Transcribe every record that appears below, exactly and in full.

═══ RECORDS PROVIDED

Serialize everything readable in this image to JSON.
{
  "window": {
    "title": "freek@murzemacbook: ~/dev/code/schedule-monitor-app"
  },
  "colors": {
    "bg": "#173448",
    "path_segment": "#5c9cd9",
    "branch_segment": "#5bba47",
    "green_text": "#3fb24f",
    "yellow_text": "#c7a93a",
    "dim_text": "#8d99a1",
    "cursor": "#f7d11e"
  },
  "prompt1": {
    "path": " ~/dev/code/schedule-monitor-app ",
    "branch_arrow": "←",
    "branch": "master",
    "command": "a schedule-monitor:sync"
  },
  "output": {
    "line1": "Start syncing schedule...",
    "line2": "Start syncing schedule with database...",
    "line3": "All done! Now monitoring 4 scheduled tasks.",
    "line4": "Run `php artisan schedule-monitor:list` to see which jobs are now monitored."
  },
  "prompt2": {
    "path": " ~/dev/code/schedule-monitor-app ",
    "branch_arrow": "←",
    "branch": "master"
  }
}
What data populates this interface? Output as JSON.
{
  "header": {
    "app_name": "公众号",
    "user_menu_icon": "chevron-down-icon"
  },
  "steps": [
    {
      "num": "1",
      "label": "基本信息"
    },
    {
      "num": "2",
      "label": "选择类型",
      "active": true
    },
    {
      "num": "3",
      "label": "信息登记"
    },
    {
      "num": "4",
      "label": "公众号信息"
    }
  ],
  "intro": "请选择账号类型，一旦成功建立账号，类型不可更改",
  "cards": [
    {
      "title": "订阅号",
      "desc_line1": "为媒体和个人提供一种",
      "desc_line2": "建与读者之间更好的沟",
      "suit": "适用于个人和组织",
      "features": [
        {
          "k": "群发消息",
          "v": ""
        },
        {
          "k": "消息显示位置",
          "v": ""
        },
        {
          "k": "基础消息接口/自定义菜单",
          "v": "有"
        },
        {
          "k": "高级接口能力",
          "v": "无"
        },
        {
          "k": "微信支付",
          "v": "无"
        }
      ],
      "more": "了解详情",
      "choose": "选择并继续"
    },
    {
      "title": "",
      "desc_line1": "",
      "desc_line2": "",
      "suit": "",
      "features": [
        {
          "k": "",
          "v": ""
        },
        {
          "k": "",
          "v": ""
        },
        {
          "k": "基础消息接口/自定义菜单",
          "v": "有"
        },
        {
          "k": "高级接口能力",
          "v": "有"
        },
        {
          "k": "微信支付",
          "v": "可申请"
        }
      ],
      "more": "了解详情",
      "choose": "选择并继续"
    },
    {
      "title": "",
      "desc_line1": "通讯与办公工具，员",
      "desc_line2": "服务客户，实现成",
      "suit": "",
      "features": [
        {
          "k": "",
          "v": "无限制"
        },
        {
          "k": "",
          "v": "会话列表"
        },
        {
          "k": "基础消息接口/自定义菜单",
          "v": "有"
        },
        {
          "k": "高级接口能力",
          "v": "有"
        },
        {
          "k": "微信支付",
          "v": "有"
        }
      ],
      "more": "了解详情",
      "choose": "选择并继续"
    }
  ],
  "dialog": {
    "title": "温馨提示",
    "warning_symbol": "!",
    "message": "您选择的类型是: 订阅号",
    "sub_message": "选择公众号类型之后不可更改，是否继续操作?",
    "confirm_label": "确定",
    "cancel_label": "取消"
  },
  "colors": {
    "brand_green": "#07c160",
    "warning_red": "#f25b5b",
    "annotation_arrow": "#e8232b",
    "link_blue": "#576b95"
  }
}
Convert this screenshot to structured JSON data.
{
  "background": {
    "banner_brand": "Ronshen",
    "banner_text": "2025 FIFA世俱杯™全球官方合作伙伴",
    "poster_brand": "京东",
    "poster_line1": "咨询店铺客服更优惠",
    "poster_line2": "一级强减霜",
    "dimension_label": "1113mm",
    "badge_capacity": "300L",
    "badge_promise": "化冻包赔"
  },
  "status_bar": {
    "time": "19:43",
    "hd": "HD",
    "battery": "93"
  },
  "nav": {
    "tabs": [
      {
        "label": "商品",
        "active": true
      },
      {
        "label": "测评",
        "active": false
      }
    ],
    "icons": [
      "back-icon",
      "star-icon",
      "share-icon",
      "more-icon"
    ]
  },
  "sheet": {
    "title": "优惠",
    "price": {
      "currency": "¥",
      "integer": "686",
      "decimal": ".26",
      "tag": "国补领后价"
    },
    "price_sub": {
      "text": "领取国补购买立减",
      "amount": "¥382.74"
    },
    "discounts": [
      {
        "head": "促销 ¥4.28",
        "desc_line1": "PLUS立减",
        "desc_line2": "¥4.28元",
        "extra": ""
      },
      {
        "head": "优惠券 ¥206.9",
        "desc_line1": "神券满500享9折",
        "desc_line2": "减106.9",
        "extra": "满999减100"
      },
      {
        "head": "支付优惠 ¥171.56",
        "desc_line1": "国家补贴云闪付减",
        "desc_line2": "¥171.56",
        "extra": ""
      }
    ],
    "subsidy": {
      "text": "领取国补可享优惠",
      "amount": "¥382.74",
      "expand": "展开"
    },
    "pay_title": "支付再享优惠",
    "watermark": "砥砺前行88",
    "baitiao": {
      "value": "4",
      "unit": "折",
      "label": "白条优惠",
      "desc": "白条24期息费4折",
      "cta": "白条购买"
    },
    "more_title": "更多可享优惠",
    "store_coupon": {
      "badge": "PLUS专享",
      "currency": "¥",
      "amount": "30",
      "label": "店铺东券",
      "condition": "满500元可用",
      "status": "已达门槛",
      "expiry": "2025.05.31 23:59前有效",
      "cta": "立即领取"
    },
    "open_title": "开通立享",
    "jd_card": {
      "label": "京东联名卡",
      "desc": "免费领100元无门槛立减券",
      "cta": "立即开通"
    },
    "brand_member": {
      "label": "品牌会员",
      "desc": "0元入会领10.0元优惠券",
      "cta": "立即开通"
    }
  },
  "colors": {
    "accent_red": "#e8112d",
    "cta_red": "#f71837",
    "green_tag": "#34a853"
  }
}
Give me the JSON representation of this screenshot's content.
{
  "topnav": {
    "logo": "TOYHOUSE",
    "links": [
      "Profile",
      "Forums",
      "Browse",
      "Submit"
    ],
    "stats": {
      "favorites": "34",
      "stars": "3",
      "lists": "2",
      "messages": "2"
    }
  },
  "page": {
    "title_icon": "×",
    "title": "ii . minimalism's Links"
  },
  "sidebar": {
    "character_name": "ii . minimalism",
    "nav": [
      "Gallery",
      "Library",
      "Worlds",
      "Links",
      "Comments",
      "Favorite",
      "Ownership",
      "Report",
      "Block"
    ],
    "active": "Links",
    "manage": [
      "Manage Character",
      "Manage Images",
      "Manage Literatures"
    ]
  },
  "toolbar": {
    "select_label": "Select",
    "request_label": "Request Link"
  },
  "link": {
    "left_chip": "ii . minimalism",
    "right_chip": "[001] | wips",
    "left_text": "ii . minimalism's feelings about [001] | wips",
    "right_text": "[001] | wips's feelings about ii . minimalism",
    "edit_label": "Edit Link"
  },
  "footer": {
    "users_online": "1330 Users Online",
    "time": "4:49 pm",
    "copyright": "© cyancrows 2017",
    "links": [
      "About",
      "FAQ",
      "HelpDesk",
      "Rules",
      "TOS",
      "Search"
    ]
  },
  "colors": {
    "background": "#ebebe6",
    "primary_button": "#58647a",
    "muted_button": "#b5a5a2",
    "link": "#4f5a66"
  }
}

══════

• [TASK RESULT]
Serialize everything readable in this image to JSON.
{
  "window": {
    "title": "freek@murzemacbook: ~/dev/code/schedule-monitor-app"
  },
  "colors": {
    "bg": "#173448",
    "path_segment": "#5c9cd9",
    "branch_segment": "#5bba47",
    "green_text": "#3fb24f",
    "yellow_text": "#c7a93a",
    "dim_text": "#8d99a1",
    "cursor": "#f7d11e"
  },
  "prompt1": {
    "path": " ~/dev/code/schedule-monitor-app ",
    "branch_arrow": "←",
    "branch": "master",
    "command": "a schedule-monitor:sync"
  },
  "output": {
    "line1": "Start syncing schedule...",
    "line2": "Start syncing schedule with database...",
    "line3": "All done! Now monitoring 4 scheduled tasks.",
    "line4": "Run `php artisan schedule-monitor:list` to see which jobs are now monitored."
  },
  "prompt2": {
    "path": " ~/dev/code/schedule-monitor-app ",
    "branch_arrow": "←",
    "branch": "master"
  }
}
What data populates this interface? Output as JSON.
{
  "header": {
    "app_name": "公众号",
    "user_menu_icon": "chevron-down-icon"
  },
  "steps": [
    {
      "num": "1",
      "label": "基本信息"
    },
    {
      "num": "2",
      "label": "选择类型",
      "active": true
    },
    {
      "num": "3",
      "label": "信息登记"
    },
    {
      "num": "4",
      "label": "公众号信息"
    }
  ],
  "intro": "请选择账号类型，一旦成功建立账号，类型不可更改",
  "cards": [
    {
      "title": "订阅号",
      "desc_line1": "为媒体和个人提供一种",
      "desc_line2": "建与读者之间更好的沟",
      "suit": "适用于个人和组织",
      "features": [
        {
          "k": "群发消息",
          "v": ""
        },
        {
          "k": "消息显示位置",
          "v": ""
        },
        {
          "k": "基础消息接口/自定义菜单",
          "v": "有"
        },
        {
          "k": "高级接口能力",
          "v": "无"
        },
        {
          "k": "微信支付",
          "v": "无"
        }
      ],
      "more": "了解详情",
      "choose": "选择并继续"
    },
    {
      "title": "",
      "desc_line1": "",
      "desc_line2": "",
      "suit": "",
      "features": [
        {
          "k": "",
          "v": ""
        },
        {
          "k": "",
          "v": ""
        },
        {
          "k": "基础消息接口/自定义菜单",
          "v": "有"
        },
        {
          "k": "高级接口能力",
          "v": "有"
        },
        {
          "k": "微信支付",
          "v": "可申请"
        }
      ],
      "more": "了解详情",
      "choose": "选择并继续"
    },
    {
      "title": "",
      "desc_line1": "通讯与办公工具，员",
      "desc_line2": "服务客户，实现成",
      "suit": "",
      "features": [
        {
          "k": "",
          "v": "无限制"
        },
        {
          "k": "",
          "v": "会话列表"
        },
        {
          "k": "基础消息接口/自定义菜单",
          "v": "有"
        },
        {
          "k": "高级接口能力",
          "v": "有"
        },
        {
          "k": "微信支付",
          "v": "有"
        }
      ],
      "more": "了解详情",
      "choose": "选择并继续"
    }
  ],
  "dialog": {
    "title": "温馨提示",
    "warning_symbol": "!",
    "message": "您选择的类型是: 订阅号",
    "sub_message": "选择公众号类型之后不可更改，是否继续操作?",
    "confirm_label": "确定",
    "cancel_label": "取消"
  },
  "colors": {
    "brand_green": "#07c160",
    "warning_red": "#f25b5b",
    "annotation_arrow": "#e8232b",
    "link_blue": "#576b95"
  }
}
Convert this screenshot to structured JSON data.
{
  "background": {
    "banner_brand": "Ronshen",
    "banner_text": "2025 FIFA世俱杯™全球官方合作伙伴",
    "poster_brand": "京东",
    "poster_line1": "咨询店铺客服更优惠",
    "poster_line2": "一级强减霜",
    "dimension_label": "1113mm",
    "badge_capacity": "300L",
    "badge_promise": "化冻包赔"
  },
  "status_bar": {
    "time": "19:43",
    "hd": "HD",
    "battery": "93"
  },
  "nav": {
    "tabs": [
      {
        "label": "商品",
        "active": true
      },
      {
        "label": "测评",
        "active": false
      }
    ],
    "icons": [
      "back-icon",
      "star-icon",
      "share-icon",
      "more-icon"
    ]
  },
  "sheet": {
    "title": "优惠",
    "price": {
      "currency": "¥",
      "integer": "686",
      "decimal": ".26",
      "tag": "国补领后价"
    },
    "price_sub": {
      "text": "领取国补购买立减",
      "amount": "¥382.74"
    },
    "discounts": [
      {
        "head": "促销 ¥4.28",
        "desc_line1": "PLUS立减",
        "desc_line2": "¥4.28元",
        "extra": ""
      },
      {
        "head": "优惠券 ¥206.9",
        "desc_line1": "神券满500享9折",
        "desc_line2": "减106.9",
        "extra": "满999减100"
      },
      {
        "head": "支付优惠 ¥171.56",
        "desc_line1": "国家补贴云闪付减",
        "desc_line2": "¥171.56",
        "extra": ""
      }
    ],
    "subsidy": {
      "text": "领取国补可享优惠",
      "amount": "¥382.74",
      "expand": "展开"
    },
    "pay_title": "支付再享优惠",
    "watermark": "砥砺前行88",
    "baitiao": {
      "value": "4",
      "unit": "折",
      "label": "白条优惠",
      "desc": "白条24期息费4折",
      "cta": "白条购买"
    },
    "more_title": "更多可享优惠",
    "store_coupon": {
      "badge": "PLUS专享",
      "currency": "¥",
      "amount": "30",
      "label": "店铺东券",
      "condition": "满500元可用",
      "status": "已达门槛",
      "expiry": "2025.05.31 23:59前有效",
      "cta": "立即领取"
    },
    "open_title": "开通立享",
    "jd_card": {
      "label": "京东联名卡",
      "desc": "免费领100元无门槛立减券",
      "cta": "立即开通"
    },
    "brand_member": {
      "label": "品牌会员",
      "desc": "0元入会领10.0元优惠券",
      "cta": "立即开通"
    }
  },
  "colors": {
    "accent_red": "#e8112d",
    "cta_red": "#f71837",
    "green_tag": "#34a853"
  }
}
Give me the JSON representation of this screenshot's content.
{
  "topnav": {
    "logo": "TOYHOUSE",
    "links": [
      "Profile",
      "Forums",
      "Browse",
      "Submit"
    ],
    "stats": {
      "favorites": "34",
      "stars": "3",
      "lists": "2",
      "messages": "2"
    }
  },
  "page": {
    "title_icon": "×",
    "title": "ii . minimalism's Links"
  },
  "sidebar": {
    "character_name": "ii . minimalism",
    "nav": [
      "Gallery",
      "Library",
      "Worlds",
      "Links",
      "Comments",
      "Favorite",
      "Ownership",
      "Report",
      "Block"
    ],
    "active": "Links",
    "manage": [
      "Manage Character",
      "Manage Images",
      "Manage Literatures"
    ]
  },
  "toolbar": {
    "select_label": "Select",
    "request_label": "Request Link"
  },
  "link": {
    "left_chip": "ii . minimalism",
    "right_chip": "[001] | wips",
    "left_text": "ii . minimalism's feelings about [001] | wips",
    "right_text": "[001] | wips's feelings about ii . minimalism",
    "edit_label": "Edit Link"
  },
  "footer": {
    "users_online": "1330 Users Online",
    "time": "4:49 pm",
    "copyright": "© cyancrows 2017",
    "links": [
      "About",
      "FAQ",
      "HelpDesk",
      "Rules",
      "TOS",
      "Search"
    ]
  },
  "colors": {
    "background": "#ebebe6",
    "primary_button": "#58647a",
    "muted_button": "#b5a5a2",
    "link": "#4f5a66"
  }
}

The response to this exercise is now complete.